* What you need to do: Write the entries out again exactly as they stand, but without the pictures.

## Start Materials provided

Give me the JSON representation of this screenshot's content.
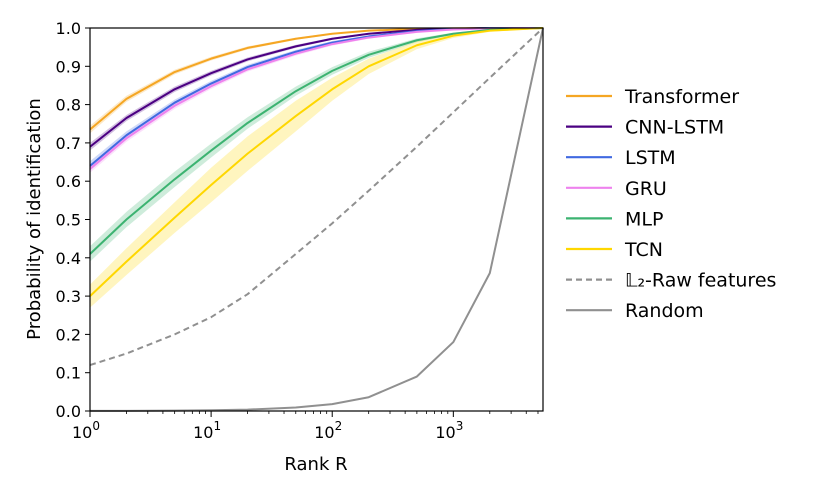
{
  "chart_data": {
    "type": "line",
    "xscale": "log",
    "xlabel": "Rank R",
    "ylabel": "Probability of identification",
    "xlim": [
      1,
      5500
    ],
    "ylim": [
      0,
      1
    ],
    "xticks": [
      {
        "value": 1,
        "base": "10",
        "exp": "0"
      },
      {
        "value": 10,
        "base": "10",
        "exp": "1"
      },
      {
        "value": 100,
        "base": "10",
        "exp": "2"
      },
      {
        "value": 1000,
        "base": "10",
        "exp": "3"
      }
    ],
    "yticks": [
      "0.0",
      "0.1",
      "0.2",
      "0.3",
      "0.4",
      "0.5",
      "0.6",
      "0.7",
      "0.8",
      "0.9",
      "1.0"
    ],
    "legend_position": "right",
    "x": [
      1,
      2,
      5,
      10,
      20,
      50,
      100,
      200,
      500,
      1000,
      2000,
      5500
    ],
    "series": [
      {
        "name": "Transformer",
        "color": "#f5a623",
        "style": "solid",
        "values": [
          0.735,
          0.815,
          0.885,
          0.92,
          0.948,
          0.972,
          0.985,
          0.993,
          0.998,
          0.999,
          1.0,
          1.0
        ],
        "band": [
          0.01,
          0.008,
          0.006,
          0.005,
          0.004,
          0.003,
          0.002,
          0.001,
          0.001,
          0.0,
          0.0,
          0.0
        ]
      },
      {
        "name": "CNN-LSTM",
        "color": "#4b0082",
        "style": "solid",
        "values": [
          0.69,
          0.765,
          0.84,
          0.882,
          0.918,
          0.952,
          0.972,
          0.985,
          0.995,
          0.998,
          1.0,
          1.0
        ],
        "band": [
          0.01,
          0.008,
          0.007,
          0.006,
          0.005,
          0.004,
          0.003,
          0.002,
          0.001,
          0.0,
          0.0,
          0.0
        ]
      },
      {
        "name": "LSTM",
        "color": "#4169e1",
        "style": "solid",
        "values": [
          0.64,
          0.72,
          0.805,
          0.855,
          0.898,
          0.938,
          0.962,
          0.978,
          0.992,
          0.997,
          1.0,
          1.0
        ],
        "band": [
          0.012,
          0.01,
          0.008,
          0.007,
          0.006,
          0.005,
          0.004,
          0.003,
          0.002,
          0.001,
          0.0,
          0.0
        ]
      },
      {
        "name": "GRU",
        "color": "#ee82ee",
        "style": "solid",
        "values": [
          0.632,
          0.712,
          0.797,
          0.848,
          0.892,
          0.933,
          0.958,
          0.975,
          0.99,
          0.996,
          0.999,
          1.0
        ],
        "band": [
          0.01,
          0.009,
          0.008,
          0.007,
          0.006,
          0.005,
          0.004,
          0.003,
          0.002,
          0.001,
          0.0,
          0.0
        ]
      },
      {
        "name": "MLP",
        "color": "#3cb371",
        "style": "solid",
        "values": [
          0.41,
          0.5,
          0.605,
          0.68,
          0.752,
          0.835,
          0.888,
          0.93,
          0.968,
          0.985,
          0.995,
          1.0
        ],
        "band": [
          0.02,
          0.02,
          0.02,
          0.018,
          0.015,
          0.012,
          0.01,
          0.008,
          0.005,
          0.003,
          0.002,
          0.0
        ]
      },
      {
        "name": "TCN",
        "color": "#ffd700",
        "style": "solid",
        "values": [
          0.3,
          0.39,
          0.505,
          0.59,
          0.672,
          0.77,
          0.84,
          0.9,
          0.955,
          0.98,
          0.993,
          1.0
        ],
        "band": [
          0.03,
          0.035,
          0.04,
          0.045,
          0.045,
          0.04,
          0.03,
          0.02,
          0.01,
          0.006,
          0.003,
          0.0
        ]
      },
      {
        "name": "𝕃₂-Raw features",
        "color": "#909090",
        "style": "dashed",
        "values": [
          0.12,
          0.15,
          0.2,
          0.245,
          0.305,
          0.41,
          0.49,
          0.575,
          0.69,
          0.78,
          0.87,
          1.0
        ],
        "band": [
          0,
          0,
          0,
          0,
          0,
          0,
          0,
          0,
          0,
          0,
          0,
          0
        ]
      },
      {
        "name": "Random",
        "color": "#909090",
        "style": "solid",
        "values": [
          0.0002,
          0.0004,
          0.0009,
          0.0018,
          0.0036,
          0.009,
          0.018,
          0.036,
          0.09,
          0.18,
          0.36,
          1.0
        ],
        "band": [
          0,
          0,
          0,
          0,
          0,
          0,
          0,
          0,
          0,
          0,
          0,
          0
        ]
      }
    ]
  }
}
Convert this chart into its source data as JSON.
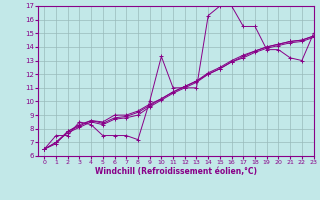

## End Materials provided

* Answer for this exercise:
Give me the JSON representation of this screenshot's content.
{
  "chart_data": {
    "type": "line",
    "xscale": "log",
    "xlabel": "Rank R",
    "ylabel": "Probability of identification",
    "xlim": [
      1,
      5500
    ],
    "ylim": [
      0,
      1
    ],
    "xticks": [
      {
        "value": 1,
        "base": "10",
        "exp": "0"
      },
      {
        "value": 10,
        "base": "10",
        "exp": "1"
      },
      {
        "value": 100,
        "base": "10",
        "exp": "2"
      },
      {
        "value": 1000,
        "base": "10",
        "exp": "3"
      }
    ],
    "yticks": [
      "0.0",
      "0.1",
      "0.2",
      "0.3",
      "0.4",
      "0.5",
      "0.6",
      "0.7",
      "0.8",
      "0.9",
      "1.0"
    ],
    "legend_position": "right",
    "x": [
      1,
      2,
      5,
      10,
      20,
      50,
      100,
      200,
      500,
      1000,
      2000,
      5500
    ],
    "series": [
      {
        "name": "Transformer",
        "color": "#f5a623",
        "style": "solid",
        "values": [
          0.735,
          0.815,
          0.885,
          0.92,
          0.948,
          0.972,
          0.985,
          0.993,
          0.998,
          0.999,
          1.0,
          1.0
        ],
        "band": [
          0.01,
          0.008,
          0.006,
          0.005,
          0.004,
          0.003,
          0.002,
          0.001,
          0.001,
          0.0,
          0.0,
          0.0
        ]
      },
      {
        "name": "CNN-LSTM",
        "color": "#4b0082",
        "style": "solid",
        "values": [
          0.69,
          0.765,
          0.84,
          0.882,
          0.918,
          0.952,
          0.972,
          0.985,
          0.995,
          0.998,
          1.0,
          1.0
        ],
        "band": [
          0.01,
          0.008,
          0.007,
          0.006,
          0.005,
          0.004,
          0.003,
          0.002,
          0.001,
          0.0,
          0.0,
          0.0
        ]
      },
      {
        "name": "LSTM",
        "color": "#4169e1",
        "style": "solid",
        "values": [
          0.64,
          0.72,
          0.805,
          0.855,
          0.898,
          0.938,
          0.962,
          0.978,
          0.992,
          0.997,
          1.0,
          1.0
        ],
        "band": [
          0.012,
          0.01,
          0.008,
          0.007,
          0.006,
          0.005,
          0.004,
          0.003,
          0.002,
          0.001,
          0.0,
          0.0
        ]
      },
      {
        "name": "GRU",
        "color": "#ee82ee",
        "style": "solid",
        "values": [
          0.632,
          0.712,
          0.797,
          0.848,
          0.892,
          0.933,
          0.958,
          0.975,
          0.99,
          0.996,
          0.999,
          1.0
        ],
        "band": [
          0.01,
          0.009,
          0.008,
          0.007,
          0.006,
          0.005,
          0.004,
          0.003,
          0.002,
          0.001,
          0.0,
          0.0
        ]
      },
      {
        "name": "MLP",
        "color": "#3cb371",
        "style": "solid",
        "values": [
          0.41,
          0.5,
          0.605,
          0.68,
          0.752,
          0.835,
          0.888,
          0.93,
          0.968,
          0.985,
          0.995,
          1.0
        ],
        "band": [
          0.02,
          0.02,
          0.02,
          0.018,
          0.015,
          0.012,
          0.01,
          0.008,
          0.005,
          0.003,
          0.002,
          0.0
        ]
      },
      {
        "name": "TCN",
        "color": "#ffd700",
        "style": "solid",
        "values": [
          0.3,
          0.39,
          0.505,
          0.59,
          0.672,
          0.77,
          0.84,
          0.9,
          0.955,
          0.98,
          0.993,
          1.0
        ],
        "band": [
          0.03,
          0.035,
          0.04,
          0.045,
          0.045,
          0.04,
          0.03,
          0.02,
          0.01,
          0.006,
          0.003,
          0.0
        ]
      },
      {
        "name": "𝕃₂-Raw features",
        "color": "#909090",
        "style": "dashed",
        "values": [
          0.12,
          0.15,
          0.2,
          0.245,
          0.305,
          0.41,
          0.49,
          0.575,
          0.69,
          0.78,
          0.87,
          1.0
        ],
        "band": [
          0,
          0,
          0,
          0,
          0,
          0,
          0,
          0,
          0,
          0,
          0,
          0
        ]
      },
      {
        "name": "Random",
        "color": "#909090",
        "style": "solid",
        "values": [
          0.0002,
          0.0004,
          0.0009,
          0.0018,
          0.0036,
          0.009,
          0.018,
          0.036,
          0.09,
          0.18,
          0.36,
          1.0
        ],
        "band": [
          0,
          0,
          0,
          0,
          0,
          0,
          0,
          0,
          0,
          0,
          0,
          0
        ]
      }
    ]
  }
}
Convert this chart into its source data as JSON.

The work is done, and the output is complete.